### [Supplied entries]
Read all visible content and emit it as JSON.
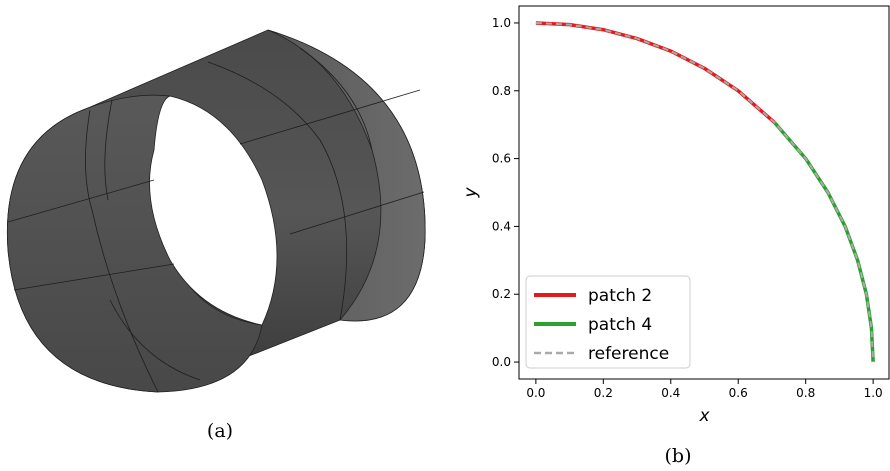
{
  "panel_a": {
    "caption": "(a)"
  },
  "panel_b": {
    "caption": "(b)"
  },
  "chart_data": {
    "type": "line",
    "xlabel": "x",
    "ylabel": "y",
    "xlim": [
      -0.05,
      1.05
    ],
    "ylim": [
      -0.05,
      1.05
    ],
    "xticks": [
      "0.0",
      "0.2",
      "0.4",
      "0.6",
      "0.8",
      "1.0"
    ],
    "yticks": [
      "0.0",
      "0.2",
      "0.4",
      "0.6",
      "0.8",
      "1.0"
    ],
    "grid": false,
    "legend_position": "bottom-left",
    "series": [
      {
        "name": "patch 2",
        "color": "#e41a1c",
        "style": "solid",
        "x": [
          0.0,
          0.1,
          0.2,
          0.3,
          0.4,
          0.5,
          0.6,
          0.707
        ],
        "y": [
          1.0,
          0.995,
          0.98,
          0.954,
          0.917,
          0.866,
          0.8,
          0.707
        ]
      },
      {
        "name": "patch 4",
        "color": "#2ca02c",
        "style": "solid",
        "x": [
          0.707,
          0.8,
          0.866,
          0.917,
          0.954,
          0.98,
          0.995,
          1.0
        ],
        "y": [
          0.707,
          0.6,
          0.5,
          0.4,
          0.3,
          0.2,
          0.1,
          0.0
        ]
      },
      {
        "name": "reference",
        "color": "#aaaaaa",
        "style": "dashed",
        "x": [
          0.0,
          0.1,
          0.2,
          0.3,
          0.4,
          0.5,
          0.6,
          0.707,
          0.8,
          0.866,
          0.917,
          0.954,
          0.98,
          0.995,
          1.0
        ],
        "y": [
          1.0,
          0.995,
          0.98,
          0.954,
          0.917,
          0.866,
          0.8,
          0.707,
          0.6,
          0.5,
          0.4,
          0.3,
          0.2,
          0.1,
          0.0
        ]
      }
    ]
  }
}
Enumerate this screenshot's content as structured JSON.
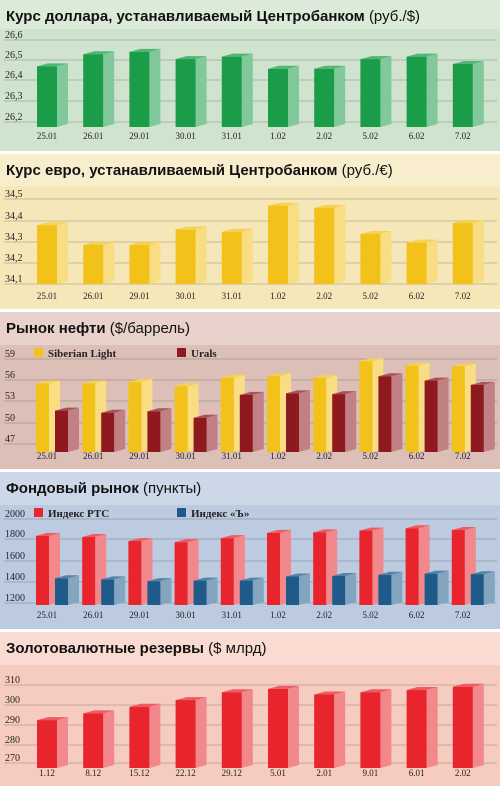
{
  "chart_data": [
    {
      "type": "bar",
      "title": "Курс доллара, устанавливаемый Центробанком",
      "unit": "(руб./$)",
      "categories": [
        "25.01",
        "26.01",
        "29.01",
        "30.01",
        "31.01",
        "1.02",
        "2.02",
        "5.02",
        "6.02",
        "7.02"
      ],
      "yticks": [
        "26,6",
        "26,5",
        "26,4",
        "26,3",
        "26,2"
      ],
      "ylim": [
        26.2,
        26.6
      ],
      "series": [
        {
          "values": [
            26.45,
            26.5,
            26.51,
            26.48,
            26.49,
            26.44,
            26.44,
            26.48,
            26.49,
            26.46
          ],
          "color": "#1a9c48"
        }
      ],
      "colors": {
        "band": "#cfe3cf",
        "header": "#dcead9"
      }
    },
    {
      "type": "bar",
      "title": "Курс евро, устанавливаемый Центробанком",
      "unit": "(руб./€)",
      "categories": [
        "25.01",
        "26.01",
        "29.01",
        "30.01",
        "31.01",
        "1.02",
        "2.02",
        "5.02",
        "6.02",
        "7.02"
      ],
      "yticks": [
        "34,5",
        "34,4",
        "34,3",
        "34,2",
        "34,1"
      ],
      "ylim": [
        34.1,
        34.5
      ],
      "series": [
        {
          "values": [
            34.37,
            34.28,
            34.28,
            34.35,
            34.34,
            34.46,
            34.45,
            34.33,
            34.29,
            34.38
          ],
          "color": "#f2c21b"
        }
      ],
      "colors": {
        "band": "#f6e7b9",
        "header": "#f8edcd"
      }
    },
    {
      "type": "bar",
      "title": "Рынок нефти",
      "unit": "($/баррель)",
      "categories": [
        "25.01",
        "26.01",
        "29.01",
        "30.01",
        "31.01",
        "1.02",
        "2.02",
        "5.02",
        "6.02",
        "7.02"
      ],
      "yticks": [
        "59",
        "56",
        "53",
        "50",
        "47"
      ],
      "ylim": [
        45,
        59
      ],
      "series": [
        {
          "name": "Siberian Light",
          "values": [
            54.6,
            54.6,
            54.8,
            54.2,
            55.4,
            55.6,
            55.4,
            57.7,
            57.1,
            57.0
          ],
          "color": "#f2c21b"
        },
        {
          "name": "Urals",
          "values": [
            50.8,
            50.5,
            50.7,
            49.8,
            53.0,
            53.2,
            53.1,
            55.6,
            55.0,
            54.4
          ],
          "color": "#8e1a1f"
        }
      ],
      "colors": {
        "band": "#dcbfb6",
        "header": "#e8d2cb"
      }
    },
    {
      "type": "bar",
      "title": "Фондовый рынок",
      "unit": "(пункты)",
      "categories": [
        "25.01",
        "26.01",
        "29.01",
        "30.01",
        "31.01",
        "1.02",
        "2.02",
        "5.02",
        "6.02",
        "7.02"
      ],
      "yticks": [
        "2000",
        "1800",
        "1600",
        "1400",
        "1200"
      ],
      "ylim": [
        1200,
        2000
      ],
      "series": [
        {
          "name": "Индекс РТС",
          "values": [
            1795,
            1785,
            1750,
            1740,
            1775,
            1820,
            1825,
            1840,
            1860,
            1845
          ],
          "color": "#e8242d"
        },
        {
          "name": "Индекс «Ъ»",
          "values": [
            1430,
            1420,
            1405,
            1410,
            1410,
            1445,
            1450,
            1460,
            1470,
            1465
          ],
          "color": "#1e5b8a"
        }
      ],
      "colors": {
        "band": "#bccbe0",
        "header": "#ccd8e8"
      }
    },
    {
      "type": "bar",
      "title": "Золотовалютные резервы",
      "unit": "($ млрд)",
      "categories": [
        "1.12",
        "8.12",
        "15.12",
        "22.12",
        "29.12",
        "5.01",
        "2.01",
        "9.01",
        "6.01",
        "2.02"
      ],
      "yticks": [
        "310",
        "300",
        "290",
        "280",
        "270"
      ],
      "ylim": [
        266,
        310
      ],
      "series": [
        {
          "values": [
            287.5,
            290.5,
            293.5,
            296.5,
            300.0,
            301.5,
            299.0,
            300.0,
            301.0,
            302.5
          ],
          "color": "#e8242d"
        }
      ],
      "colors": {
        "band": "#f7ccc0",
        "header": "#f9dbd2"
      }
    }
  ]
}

### [Task brief]
Using the data above, say how many lines include "name". No other reply is needed.

### [Exercise response]
7